[Records from a data source]
————

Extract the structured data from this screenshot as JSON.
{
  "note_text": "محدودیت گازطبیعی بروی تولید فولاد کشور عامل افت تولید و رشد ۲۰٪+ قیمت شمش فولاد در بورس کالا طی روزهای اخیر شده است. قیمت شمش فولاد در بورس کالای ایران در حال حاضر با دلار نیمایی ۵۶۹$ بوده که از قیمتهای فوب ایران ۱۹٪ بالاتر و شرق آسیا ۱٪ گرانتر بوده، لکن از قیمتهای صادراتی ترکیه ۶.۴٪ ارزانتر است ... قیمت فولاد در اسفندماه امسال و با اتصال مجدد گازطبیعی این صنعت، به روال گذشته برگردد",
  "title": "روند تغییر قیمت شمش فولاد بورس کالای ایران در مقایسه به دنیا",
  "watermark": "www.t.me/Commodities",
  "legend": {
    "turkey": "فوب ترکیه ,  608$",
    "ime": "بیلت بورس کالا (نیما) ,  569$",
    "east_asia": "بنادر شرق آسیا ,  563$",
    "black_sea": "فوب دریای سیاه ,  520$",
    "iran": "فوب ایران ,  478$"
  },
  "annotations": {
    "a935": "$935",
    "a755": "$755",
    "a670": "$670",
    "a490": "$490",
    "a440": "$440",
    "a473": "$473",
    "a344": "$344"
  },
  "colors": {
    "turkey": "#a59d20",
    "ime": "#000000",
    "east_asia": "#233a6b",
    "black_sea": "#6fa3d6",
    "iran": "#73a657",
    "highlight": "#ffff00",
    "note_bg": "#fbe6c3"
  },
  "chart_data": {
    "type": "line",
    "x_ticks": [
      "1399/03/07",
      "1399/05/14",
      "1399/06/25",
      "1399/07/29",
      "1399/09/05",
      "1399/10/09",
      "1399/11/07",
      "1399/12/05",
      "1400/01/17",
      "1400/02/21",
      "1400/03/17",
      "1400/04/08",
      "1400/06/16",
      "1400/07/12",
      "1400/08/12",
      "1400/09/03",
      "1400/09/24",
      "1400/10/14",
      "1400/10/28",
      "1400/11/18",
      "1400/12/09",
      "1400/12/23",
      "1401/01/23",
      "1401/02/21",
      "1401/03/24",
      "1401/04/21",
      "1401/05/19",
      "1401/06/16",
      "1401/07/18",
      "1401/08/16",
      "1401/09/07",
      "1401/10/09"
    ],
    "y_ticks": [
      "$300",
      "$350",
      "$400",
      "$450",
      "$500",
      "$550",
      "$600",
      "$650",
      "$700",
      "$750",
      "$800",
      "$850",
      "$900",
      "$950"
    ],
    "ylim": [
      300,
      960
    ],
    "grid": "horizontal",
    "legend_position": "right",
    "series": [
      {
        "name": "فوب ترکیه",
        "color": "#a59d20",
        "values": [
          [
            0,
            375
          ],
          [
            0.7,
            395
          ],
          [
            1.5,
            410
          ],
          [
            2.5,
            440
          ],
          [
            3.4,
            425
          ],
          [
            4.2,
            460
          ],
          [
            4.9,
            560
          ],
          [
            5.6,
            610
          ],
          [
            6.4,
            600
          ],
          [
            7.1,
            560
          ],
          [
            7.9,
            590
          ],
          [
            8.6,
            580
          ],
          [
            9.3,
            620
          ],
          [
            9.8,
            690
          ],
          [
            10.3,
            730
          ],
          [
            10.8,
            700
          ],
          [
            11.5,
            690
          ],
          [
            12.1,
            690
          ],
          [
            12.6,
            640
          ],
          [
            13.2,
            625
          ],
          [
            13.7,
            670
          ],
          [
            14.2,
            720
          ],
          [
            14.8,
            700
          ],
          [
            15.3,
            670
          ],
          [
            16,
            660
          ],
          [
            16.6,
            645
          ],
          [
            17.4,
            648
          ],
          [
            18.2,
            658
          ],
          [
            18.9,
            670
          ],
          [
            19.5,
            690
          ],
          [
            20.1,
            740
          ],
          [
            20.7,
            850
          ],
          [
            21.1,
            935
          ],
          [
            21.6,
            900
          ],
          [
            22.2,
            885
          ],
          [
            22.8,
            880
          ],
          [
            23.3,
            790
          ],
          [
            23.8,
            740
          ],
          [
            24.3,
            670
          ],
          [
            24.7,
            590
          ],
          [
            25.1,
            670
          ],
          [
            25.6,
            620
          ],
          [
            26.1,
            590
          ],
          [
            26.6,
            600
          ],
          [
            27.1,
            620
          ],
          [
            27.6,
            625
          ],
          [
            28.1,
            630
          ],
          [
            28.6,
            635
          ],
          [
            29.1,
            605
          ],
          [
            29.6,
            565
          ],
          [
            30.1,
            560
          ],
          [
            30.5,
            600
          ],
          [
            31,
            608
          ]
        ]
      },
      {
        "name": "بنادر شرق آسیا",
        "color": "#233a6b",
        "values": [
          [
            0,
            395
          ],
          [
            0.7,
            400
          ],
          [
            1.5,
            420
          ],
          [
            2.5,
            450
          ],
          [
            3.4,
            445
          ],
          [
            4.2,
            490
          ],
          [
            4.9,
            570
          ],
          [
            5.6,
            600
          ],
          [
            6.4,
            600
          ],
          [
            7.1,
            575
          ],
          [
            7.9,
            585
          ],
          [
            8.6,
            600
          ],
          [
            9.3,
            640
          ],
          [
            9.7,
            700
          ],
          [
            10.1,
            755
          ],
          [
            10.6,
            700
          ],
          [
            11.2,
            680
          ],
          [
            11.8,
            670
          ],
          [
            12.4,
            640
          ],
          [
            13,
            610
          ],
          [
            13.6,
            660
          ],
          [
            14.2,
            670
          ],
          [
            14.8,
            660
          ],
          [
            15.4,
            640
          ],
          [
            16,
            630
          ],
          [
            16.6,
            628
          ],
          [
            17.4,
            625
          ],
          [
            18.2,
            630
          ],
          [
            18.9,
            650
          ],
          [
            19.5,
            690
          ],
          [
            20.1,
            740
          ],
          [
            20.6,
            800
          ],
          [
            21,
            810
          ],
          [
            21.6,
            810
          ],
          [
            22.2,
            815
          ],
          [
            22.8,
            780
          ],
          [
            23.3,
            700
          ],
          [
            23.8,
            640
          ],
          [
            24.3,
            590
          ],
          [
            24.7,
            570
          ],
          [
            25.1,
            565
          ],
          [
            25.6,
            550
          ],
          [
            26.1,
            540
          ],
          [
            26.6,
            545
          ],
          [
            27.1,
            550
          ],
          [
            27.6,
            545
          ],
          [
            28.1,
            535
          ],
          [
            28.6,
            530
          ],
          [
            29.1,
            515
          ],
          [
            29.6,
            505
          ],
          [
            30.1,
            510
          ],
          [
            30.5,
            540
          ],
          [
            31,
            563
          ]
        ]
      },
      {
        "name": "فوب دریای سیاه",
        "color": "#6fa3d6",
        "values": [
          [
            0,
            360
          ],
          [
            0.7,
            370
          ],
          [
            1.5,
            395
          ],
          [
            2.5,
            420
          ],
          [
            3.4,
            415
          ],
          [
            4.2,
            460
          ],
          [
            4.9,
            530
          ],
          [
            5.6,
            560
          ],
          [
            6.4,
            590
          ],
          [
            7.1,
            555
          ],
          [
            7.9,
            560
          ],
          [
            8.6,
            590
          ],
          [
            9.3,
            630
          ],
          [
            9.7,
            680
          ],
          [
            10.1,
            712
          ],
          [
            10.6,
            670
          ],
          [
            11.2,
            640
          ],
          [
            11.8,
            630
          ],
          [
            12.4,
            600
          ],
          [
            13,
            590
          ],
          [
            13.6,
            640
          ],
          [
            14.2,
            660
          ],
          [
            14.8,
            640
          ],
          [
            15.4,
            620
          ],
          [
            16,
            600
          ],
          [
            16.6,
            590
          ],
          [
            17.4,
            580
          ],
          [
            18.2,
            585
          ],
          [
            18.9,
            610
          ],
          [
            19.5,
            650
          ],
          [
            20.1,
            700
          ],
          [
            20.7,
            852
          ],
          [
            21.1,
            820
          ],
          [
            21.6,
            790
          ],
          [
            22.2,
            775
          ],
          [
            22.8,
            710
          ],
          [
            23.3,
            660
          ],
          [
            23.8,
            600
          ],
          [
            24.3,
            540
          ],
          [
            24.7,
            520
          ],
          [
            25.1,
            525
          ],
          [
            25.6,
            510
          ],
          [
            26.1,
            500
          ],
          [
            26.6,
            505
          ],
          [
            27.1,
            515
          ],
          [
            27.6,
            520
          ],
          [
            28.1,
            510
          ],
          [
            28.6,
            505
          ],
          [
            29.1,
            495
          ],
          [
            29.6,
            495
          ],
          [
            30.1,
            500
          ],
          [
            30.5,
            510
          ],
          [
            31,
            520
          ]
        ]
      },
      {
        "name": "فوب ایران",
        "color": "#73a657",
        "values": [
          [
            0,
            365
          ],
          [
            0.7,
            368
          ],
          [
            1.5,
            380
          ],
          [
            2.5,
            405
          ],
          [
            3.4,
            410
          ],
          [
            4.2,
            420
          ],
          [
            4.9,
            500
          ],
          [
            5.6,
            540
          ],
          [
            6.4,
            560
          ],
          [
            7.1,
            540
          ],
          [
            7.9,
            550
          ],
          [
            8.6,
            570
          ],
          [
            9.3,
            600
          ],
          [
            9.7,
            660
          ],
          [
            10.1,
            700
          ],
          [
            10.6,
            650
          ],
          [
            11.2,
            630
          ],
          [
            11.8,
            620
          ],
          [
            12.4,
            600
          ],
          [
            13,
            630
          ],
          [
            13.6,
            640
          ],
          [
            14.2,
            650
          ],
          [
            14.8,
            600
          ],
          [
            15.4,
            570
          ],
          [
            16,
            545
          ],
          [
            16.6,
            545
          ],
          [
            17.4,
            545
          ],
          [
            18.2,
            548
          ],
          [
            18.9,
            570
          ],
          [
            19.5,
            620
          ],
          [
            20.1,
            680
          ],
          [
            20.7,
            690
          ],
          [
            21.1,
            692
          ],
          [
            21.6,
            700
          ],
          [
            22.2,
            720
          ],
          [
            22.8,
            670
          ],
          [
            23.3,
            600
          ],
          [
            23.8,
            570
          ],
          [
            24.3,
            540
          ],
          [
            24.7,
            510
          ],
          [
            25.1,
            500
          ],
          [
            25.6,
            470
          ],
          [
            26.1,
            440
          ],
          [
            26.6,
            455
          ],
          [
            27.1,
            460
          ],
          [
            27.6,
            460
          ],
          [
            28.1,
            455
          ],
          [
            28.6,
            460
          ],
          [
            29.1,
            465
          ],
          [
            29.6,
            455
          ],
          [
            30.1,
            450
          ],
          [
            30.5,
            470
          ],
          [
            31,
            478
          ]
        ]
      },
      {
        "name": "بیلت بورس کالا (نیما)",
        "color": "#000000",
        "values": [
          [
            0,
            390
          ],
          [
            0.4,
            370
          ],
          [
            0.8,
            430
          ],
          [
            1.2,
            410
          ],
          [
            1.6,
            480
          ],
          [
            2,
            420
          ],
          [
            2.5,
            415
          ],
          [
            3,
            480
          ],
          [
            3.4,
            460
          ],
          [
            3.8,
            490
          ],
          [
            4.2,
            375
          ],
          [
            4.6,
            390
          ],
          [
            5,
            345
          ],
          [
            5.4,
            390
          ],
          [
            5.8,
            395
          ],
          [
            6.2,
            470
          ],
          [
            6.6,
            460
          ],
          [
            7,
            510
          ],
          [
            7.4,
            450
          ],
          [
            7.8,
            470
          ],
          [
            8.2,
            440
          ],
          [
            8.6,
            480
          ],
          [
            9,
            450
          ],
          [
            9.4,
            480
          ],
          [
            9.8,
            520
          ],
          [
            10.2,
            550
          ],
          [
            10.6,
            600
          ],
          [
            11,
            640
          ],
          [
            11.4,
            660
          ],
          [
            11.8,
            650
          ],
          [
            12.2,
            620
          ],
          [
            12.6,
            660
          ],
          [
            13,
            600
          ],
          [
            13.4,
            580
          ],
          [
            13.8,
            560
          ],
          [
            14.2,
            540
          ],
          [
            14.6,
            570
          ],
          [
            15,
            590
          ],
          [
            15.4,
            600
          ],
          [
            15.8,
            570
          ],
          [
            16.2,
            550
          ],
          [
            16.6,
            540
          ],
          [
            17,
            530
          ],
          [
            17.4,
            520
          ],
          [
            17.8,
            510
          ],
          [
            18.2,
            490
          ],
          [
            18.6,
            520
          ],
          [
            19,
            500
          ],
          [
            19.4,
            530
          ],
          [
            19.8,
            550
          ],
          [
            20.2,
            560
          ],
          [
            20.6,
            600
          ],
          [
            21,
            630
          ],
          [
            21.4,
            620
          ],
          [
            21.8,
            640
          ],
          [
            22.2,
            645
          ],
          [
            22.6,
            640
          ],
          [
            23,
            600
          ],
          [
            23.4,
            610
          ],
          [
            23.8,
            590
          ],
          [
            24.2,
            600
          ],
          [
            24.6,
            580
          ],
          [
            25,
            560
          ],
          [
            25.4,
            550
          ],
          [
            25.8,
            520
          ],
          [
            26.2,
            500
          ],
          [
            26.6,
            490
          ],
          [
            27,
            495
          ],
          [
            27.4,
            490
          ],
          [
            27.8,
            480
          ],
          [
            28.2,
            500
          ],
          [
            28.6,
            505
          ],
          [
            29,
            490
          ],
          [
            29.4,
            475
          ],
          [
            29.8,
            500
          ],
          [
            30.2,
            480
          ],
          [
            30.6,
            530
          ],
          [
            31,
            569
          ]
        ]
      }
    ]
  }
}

————

Gather and copy every line of the data in which the string "بنادر" is found.

● **WORKED SOLUTION**
    "east_asia": "بنادر شرق آسیا ,  563$",
        "name": "بنادر شرق آسیا",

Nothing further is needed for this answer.